▶ **Aufgabe**: Tippe aus dem Auszug über den Film Matango den Abschnitt wortgetreu ab, der mit den Worten „Heute gibt es“ beginnt und mit „üblichen Handlungszusammenfassung erklären.“ endet.

▶ **Vorliegender Auszug**:
---------------

Heute gibt es eine Review-Fungi mit extra Käse! Ich habe festgestellt, dass ich in letzter Zeit fast ausschließlich moderne Filme hier behandelte – da muss ich doch dringend mal wieder etwas aus meiner Retro-Kiste herauskramen! Matango ist ein japanischer Horrorthriller aus den swingin 60s der leider etwas unter dem Radar der meisten fliegt. Warum das so ist und wieso das so schade ist, werde ich nach meiner üblichen Handlungszusammenfassung erklären.

matango-1963-reviewAuf einer Yacht vergnügen sich ein paar junge, reiche Leute aus Tokyo. Allerdings wird die Truppe von einem plötzlich aufziehenden Sturm überrascht und abgetrieben.Verloren auf hoher See, stolpern die Yuppies auf eine unbekannte und anscheinend unbewohnte Insel. Auf dem trostlos wirkenden Eiland gibt es nur eine Spur von menschlichen Besuchern: Ein gestrandetes Schiff, dessen inneres vollkommen von einer merkwürdigen Schimmelschicht überzogen ist. Und während sich die Gestrandeten langsam in die Haare bekommen und dem Inselkoller verfallen wird klar, dass mit diesem vergammelten Kahn und dem darauf anzutreffenden Pilz etwas nicht stimmt.

---------------

▶ **Datensätze aus einer Datensammlung**:

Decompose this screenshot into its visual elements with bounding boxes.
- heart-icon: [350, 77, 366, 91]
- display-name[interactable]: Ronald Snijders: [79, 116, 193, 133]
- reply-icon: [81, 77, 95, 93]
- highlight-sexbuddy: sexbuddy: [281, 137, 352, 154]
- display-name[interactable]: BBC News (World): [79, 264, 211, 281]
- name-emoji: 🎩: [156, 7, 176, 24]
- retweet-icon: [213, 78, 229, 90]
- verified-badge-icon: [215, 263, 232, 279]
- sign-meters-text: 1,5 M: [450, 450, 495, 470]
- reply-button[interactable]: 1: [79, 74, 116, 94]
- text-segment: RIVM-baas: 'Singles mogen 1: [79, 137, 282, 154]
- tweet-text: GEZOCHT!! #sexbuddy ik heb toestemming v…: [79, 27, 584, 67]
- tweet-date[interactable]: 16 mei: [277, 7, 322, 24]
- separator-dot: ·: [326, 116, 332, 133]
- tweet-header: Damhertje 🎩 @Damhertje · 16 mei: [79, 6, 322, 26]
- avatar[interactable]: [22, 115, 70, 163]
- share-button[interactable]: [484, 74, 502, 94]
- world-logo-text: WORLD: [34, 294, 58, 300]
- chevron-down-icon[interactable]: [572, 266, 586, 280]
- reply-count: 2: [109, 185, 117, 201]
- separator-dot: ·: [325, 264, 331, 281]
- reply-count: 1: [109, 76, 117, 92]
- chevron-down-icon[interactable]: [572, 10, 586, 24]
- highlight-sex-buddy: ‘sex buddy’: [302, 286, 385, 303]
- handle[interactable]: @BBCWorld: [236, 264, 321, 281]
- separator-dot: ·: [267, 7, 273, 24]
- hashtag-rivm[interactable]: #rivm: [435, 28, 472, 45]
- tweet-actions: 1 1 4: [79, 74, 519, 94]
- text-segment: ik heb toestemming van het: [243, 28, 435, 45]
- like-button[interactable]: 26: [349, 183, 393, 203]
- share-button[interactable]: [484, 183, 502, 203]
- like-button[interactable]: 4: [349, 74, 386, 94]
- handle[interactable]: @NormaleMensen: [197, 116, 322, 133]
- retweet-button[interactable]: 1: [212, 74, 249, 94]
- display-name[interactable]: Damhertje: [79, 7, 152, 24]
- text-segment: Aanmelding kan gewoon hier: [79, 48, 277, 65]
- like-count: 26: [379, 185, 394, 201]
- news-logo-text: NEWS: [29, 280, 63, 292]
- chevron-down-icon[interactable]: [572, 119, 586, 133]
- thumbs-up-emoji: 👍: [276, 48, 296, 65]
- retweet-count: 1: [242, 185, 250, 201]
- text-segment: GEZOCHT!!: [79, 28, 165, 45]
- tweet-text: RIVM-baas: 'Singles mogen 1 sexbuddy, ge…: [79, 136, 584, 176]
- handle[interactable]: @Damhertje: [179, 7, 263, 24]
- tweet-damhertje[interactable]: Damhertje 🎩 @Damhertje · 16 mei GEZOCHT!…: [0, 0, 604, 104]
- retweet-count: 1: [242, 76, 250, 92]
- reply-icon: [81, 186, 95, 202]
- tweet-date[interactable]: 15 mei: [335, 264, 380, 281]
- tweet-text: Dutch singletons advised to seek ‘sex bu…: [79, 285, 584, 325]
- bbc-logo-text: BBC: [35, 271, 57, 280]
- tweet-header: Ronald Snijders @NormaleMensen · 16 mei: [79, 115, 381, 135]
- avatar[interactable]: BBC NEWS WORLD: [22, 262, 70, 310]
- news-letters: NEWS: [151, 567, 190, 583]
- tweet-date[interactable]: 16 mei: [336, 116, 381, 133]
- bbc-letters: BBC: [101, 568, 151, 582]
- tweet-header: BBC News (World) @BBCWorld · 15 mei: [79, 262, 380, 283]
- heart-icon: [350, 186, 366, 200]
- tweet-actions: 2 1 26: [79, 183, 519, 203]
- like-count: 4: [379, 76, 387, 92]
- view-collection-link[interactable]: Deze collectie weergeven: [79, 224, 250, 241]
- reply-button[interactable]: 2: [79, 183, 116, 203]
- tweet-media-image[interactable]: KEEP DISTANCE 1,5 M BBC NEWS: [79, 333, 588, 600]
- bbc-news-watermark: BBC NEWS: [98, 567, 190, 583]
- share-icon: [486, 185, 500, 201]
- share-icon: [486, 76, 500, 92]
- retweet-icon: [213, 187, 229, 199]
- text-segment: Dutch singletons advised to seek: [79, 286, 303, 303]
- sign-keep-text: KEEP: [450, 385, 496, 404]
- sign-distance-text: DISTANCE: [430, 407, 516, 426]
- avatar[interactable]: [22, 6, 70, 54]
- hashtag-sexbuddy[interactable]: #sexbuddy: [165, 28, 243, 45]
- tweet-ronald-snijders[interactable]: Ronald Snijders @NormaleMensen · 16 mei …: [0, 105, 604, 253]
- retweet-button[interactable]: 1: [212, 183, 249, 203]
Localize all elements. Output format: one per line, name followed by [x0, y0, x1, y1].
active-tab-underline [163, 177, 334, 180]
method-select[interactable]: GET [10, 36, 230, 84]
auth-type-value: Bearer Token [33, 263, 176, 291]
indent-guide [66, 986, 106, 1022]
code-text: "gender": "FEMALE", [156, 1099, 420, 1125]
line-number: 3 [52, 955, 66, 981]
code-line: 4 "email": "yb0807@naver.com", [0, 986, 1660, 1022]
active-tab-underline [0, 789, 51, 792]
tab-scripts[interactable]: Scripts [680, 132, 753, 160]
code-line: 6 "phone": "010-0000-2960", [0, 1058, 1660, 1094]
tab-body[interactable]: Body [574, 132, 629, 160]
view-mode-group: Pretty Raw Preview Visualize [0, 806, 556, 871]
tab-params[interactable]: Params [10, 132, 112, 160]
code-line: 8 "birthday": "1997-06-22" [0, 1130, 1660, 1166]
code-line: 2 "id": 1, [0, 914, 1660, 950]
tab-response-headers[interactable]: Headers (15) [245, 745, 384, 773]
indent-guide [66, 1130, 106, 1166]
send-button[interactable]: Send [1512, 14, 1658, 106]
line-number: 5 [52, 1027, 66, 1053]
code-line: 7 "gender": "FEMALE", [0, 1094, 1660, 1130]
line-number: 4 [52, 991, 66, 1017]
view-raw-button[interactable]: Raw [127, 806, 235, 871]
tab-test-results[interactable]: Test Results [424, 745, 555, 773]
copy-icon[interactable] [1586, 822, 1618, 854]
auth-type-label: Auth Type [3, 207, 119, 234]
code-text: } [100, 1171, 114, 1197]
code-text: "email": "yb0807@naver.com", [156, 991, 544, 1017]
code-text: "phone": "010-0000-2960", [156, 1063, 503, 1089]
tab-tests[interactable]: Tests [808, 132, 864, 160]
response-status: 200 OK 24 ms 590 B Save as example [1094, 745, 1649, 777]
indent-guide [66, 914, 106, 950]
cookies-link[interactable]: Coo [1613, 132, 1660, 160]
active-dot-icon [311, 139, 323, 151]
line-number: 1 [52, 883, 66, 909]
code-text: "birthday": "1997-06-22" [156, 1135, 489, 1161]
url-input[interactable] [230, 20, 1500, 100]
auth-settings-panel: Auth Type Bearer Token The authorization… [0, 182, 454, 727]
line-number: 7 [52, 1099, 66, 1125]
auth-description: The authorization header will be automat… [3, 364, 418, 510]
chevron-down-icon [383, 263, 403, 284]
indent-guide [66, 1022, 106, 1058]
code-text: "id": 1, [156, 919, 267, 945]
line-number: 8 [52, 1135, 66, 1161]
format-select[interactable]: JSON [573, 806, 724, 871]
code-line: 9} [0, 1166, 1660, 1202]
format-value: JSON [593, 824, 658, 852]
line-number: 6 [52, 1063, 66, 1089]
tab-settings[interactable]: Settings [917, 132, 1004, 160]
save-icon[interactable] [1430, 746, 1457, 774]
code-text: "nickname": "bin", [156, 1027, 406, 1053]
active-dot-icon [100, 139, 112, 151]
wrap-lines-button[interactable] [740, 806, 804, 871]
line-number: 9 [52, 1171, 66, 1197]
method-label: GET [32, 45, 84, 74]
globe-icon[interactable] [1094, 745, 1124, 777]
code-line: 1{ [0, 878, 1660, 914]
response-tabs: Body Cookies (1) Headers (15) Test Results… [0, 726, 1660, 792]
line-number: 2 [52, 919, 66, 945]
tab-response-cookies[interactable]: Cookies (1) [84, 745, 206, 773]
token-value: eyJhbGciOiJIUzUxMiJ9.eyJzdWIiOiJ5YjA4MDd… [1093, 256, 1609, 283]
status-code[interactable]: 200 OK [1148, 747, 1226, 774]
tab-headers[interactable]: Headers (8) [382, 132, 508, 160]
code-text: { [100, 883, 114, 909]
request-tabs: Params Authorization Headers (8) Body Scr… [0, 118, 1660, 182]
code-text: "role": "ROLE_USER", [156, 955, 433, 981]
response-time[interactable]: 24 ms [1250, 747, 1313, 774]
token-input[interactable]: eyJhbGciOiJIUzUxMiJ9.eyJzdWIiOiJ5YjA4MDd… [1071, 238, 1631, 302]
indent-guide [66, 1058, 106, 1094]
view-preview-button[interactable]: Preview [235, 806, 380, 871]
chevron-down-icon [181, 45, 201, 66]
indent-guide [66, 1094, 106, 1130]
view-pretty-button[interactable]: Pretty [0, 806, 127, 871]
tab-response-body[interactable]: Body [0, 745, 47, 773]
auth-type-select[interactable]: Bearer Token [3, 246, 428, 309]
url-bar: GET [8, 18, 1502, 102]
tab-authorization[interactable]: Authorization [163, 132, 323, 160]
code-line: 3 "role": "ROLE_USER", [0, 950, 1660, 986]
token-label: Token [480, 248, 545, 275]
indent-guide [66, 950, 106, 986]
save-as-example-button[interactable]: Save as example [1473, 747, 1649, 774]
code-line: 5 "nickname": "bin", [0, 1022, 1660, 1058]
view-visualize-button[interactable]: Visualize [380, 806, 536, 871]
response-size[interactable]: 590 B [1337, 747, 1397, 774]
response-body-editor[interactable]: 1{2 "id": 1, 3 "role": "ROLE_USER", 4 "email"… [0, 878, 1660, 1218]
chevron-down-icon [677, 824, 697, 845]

---------------

▶ **Ergebnis unten**:
Heute gibt es eine Review-Fungi mit extra Käse! Ich habe festgestellt, dass ich in letzter Zeit fast ausschließlich moderne Filme hier behandelte – da muss ich doch dringend mal wieder etwas aus meiner Retro-Kiste herauskramen! Matango ist ein japanischer Horrorthriller aus den swingin 60s der leider etwas unter dem Radar der meisten fliegt. Warum das so ist und wieso das so schade ist, werde ich nach meiner üblichen Handlungszusammenfassung erklären.